Written problem:
Pick out and copy every line below that has the word "pour".

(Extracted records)
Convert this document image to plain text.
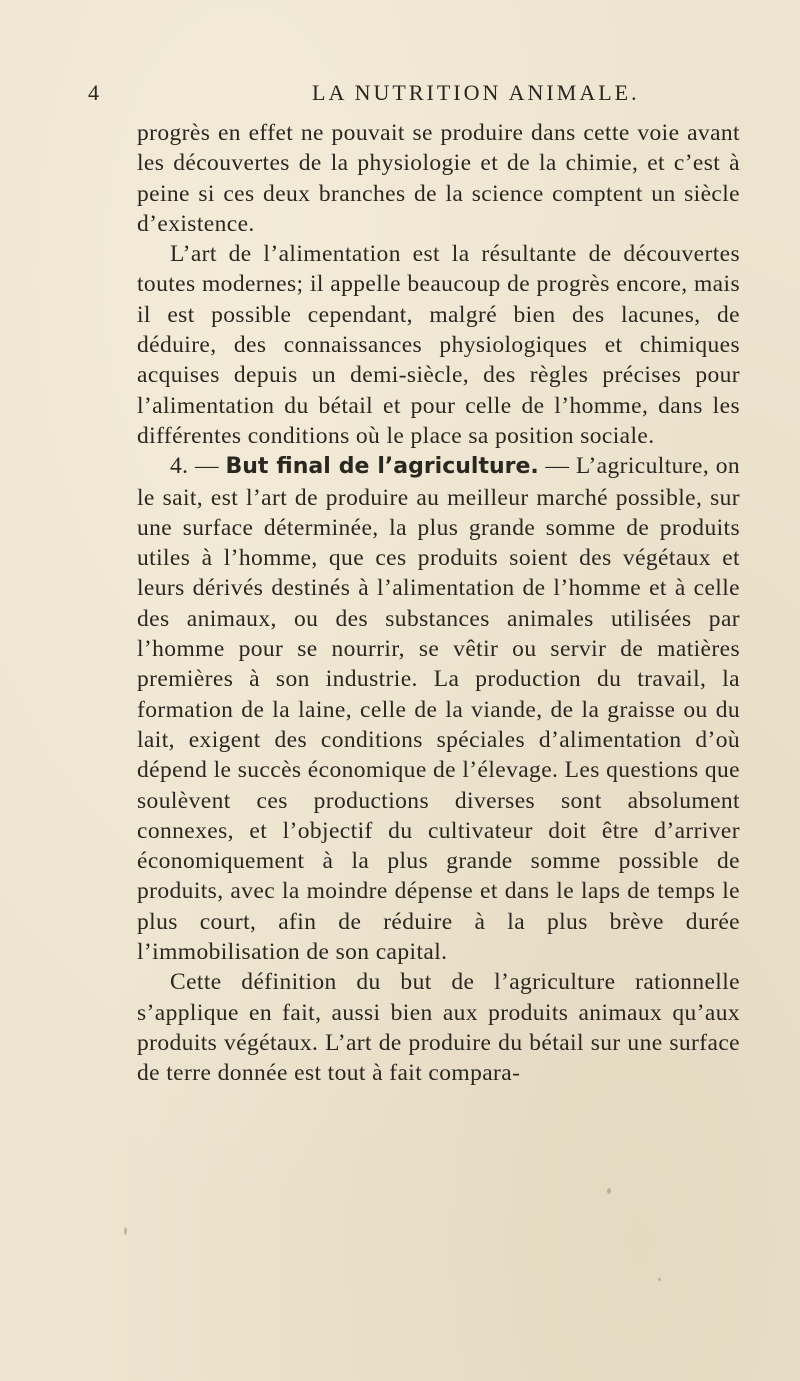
4	LA NUTRITION ANIMALE.

progrès en effet ne pouvait se produire dans cette voie avant les découvertes de la physiologie et de la chimie, et c’est à peine si ces deux branches de la science comptent un siècle d’existence.

L’art de l’alimentation est la résultante de découvertes toutes modernes; il appelle beaucoup de progrès encore, mais il est possible cependant, malgré bien des lacunes, de déduire, des connaissances physiologiques et chimiques acquises depuis un demi-siècle, des règles précises pour l’alimentation du bétail et pour celle de l’homme, dans les différentes conditions où le place sa position sociale.

4. — But final de l’agriculture. — L’agriculture, on le sait, est l’art de produire au meilleur marché possible, sur une surface déterminée, la plus grande somme de produits utiles à l’homme, que ces produits soient des végétaux et leurs dérivés destinés à l’alimentation de l’homme et à celle des animaux, ou des substances animales utilisées par l’homme pour se nourrir, se vêtir ou servir de matières premières à son industrie. La production du travail, la formation de la laine, celle de la viande, de la graisse ou du lait, exigent des conditions spéciales d’alimentation d’où dépend le succès économique de l’élevage. Les questions que soulèvent ces productions diverses sont absolument connexes, et l’objectif du cultivateur doit être d’arriver économiquement à la plus grande somme possible de produits, avec la moindre dépense et dans le laps de temps le plus court, afin de réduire à la plus brève durée l’immobilisation de son capital.

Cette définition du but de l’agriculture rationnelle s’applique en fait, aussi bien aux produits animaux qu’aux produits végétaux. L’art de produire du bétail sur une surface de terre donnée est tout à fait compara-
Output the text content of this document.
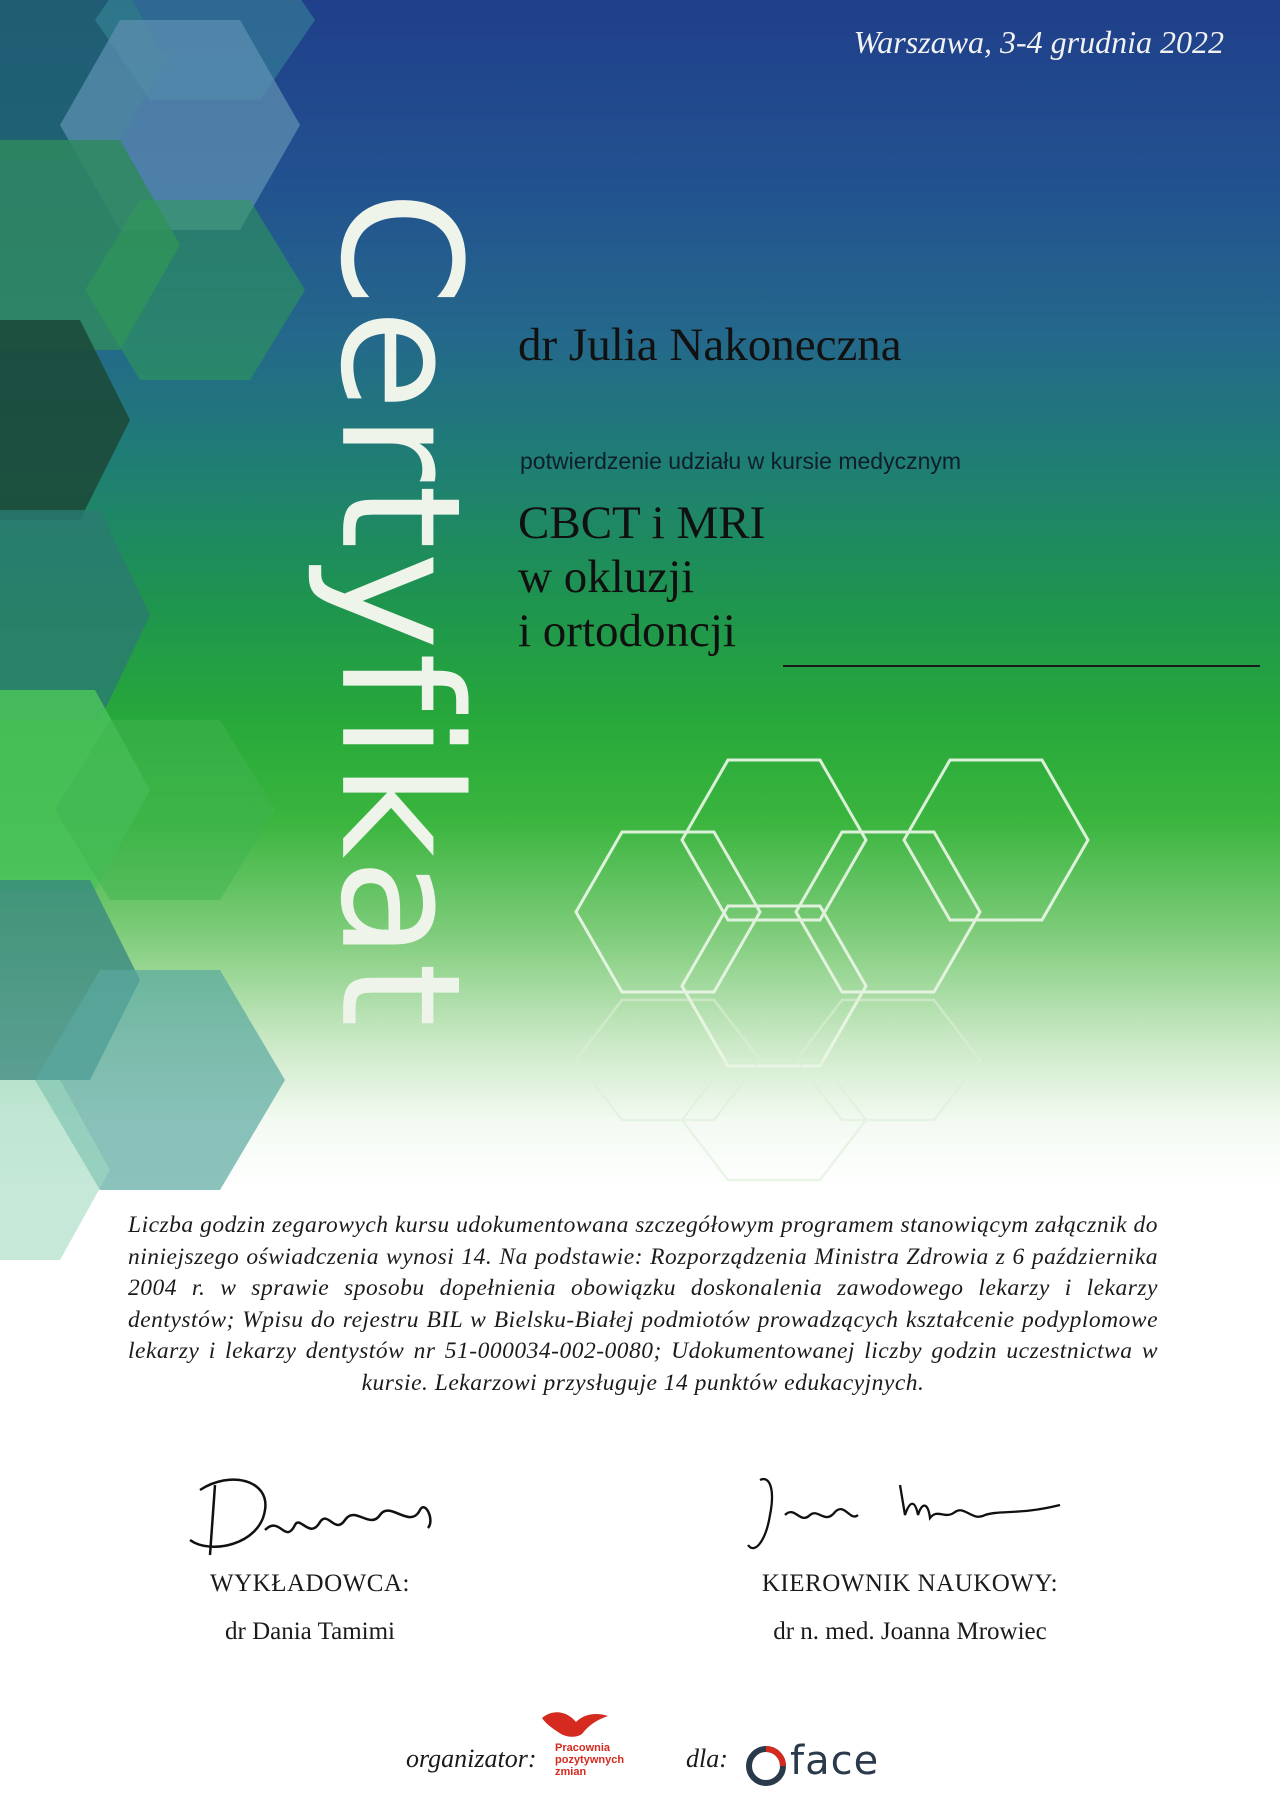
Warszawa, 3-4 grudnia 2022
Certyfikat dr Julia Nakoneczna
potwierdzenie udziału w kursie medycznym
CBCT i MRI
w okluzji
i ortodoncji
Liczba godzin zegarowych kursu udokumentowana szczegółowym programem stanowiącym załącznik do niniejszego oświadczenia wynosi 14. Na podstawie: Rozporządzenia Ministra Zdrowia z 6 października 2004 r. w sprawie sposobu dopełnienia obowiązku doskonalenia zawodowego lekarzy i lekarzy dentystów; Wpisu do rejestru BIL w Bielsku-Białej podmiotów prowadzących kształcenie podyplomowe lekarzy i lekarzy dentystów nr 51-000034-002-0080; Udokumentowanej liczby godzin uczestnictwa w kursie. Lekarzowi przysługuje 14 punktów edukacyjnych.
WYKŁADOWCA:
dr Dania Tamimi
KIEROWNIK NAUKOWY:
dr n. med. Joanna Mrowiec
organizator: Pracownia
pozytywnych
zmian	dla: face
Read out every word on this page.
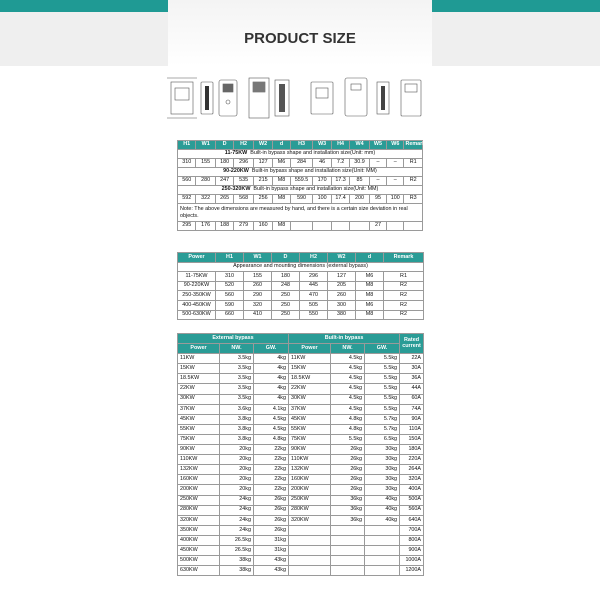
PRODUCT SIZE
H1	W1	D	H2	W2	d	H3	W3	H4	W4	W5	W6	Remark
11-75KW Built-in bypass shape and installation size(Unit: mm)												
310	155	180	296	127	M6	284	46	7.2	30.9	–	–	R1
90-220KW Built-in bypass shape and installation size(Unit: MM)												
560	280	247	535	215	M8	559.5	170	17.3	85	–	–	R2
250-320KW Built-in bypass shape and installation size(Unit: MM)												
592	322	265	568	256	M8	590	100	17.4	200	95	100	R3
Note: The above dimensions are measured by hand, and there is a certain size deviation in real objects.												
295	176	188	279	160	M8					27		
Power	H1	W1	D	H2	W2	d	Remark
Appearance and mounting dimensions (external bypass)							
11-75KW	310	155	180	296	127	M6	R1
90-220KW	520	260	248	445	205	M8	R2
250-350KW	560	290	250	470	260	M8	R2
400-450KW	590	320	250	505	300	M6	R2
500-630KW	660	410	250	550	380	M8	R2
External bypass			Built-in bypass			Rated current
Power	NW.	GW.	Power	NW.	GW.	
11KW	3.5kg	4kg	11KW	4.5kg	5.5kg	22A
15KW	3.5kg	4kg	15KW	4.5kg	5.5kg	30A
18.5KW	3.5kg	4kg	18.5KW	4.5kg	5.5kg	36A
22KW	3.5kg	4kg	22KW	4.5kg	5.5kg	44A
30KW	3.5kg	4kg	30KW	4.5kg	5.5kg	60A
37KW	3.6kg	4.1kg	37KW	4.5kg	5.5kg	74A
45KW	3.8kg	4.5kg	45KW	4.8kg	5.7kg	90A
55KW	3.8kg	4.5kg	55KW	4.8kg	5.7kg	110A
75KW	3.8kg	4.8kg	75KW	5.5kg	6.5kg	150A
90KW	20kg	22kg	90KW	26kg	30kg	180A
110KW	20kg	22kg	110KW	26kg	30kg	220A
132KW	20kg	22kg	132KW	26kg	30kg	264A
160KW	20kg	22kg	160KW	26kg	30kg	320A
200KW	20kg	22kg	200KW	26kg	30kg	400A
250KW	24kg	26kg	250KW	36kg	40kg	500A
280KW	24kg	26kg	280KW	36kg	40kg	560A
320KW	24kg	26kg	320KW	36kg	40kg	640A
350KW	24kg	26kg				700A
400KW	26.5kg	31kg				800A
450KW	26.5kg	31kg				900A
500KW	38kg	43kg				1000A
630KW	38kg	43kg				1200A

Result of this task:
L’art de l’alimentation est la résultante de découvertes toutes modernes; il appelle beaucoup de progrès encore, mais il est possible cependant, malgré bien des lacunes, de déduire, des connaissances physiologiques et chimiques acquises depuis un demi-siècle, des règles précises pour l’alimentation du bétail et pour celle de l’homme, dans les différentes conditions où le place sa position sociale.
4. — But final de l’agriculture. — L’agriculture, on le sait, est l’art de produire au meilleur marché possible, sur une surface déterminée, la plus grande somme de produits utiles à l’homme, que ces produits soient des végétaux et leurs dérivés destinés à l’alimentation de l’homme et à celle des animaux, ou des substances animales utilisées par l’homme pour se nourrir, se vêtir ou servir de matières premières à son industrie. La production du travail, la formation de la laine, celle de la viande, de la graisse ou du lait, exigent des conditions spéciales d’alimentation d’où dépend le succès économique de l’élevage. Les questions que soulèvent ces productions diverses sont absolument connexes, et l’objectif du cultivateur doit être d’arriver économiquement à la plus grande somme possible de produits, avec la moindre dépense et dans le laps de temps le plus court, afin de réduire à la plus brève durée l’immobilisation de son capital.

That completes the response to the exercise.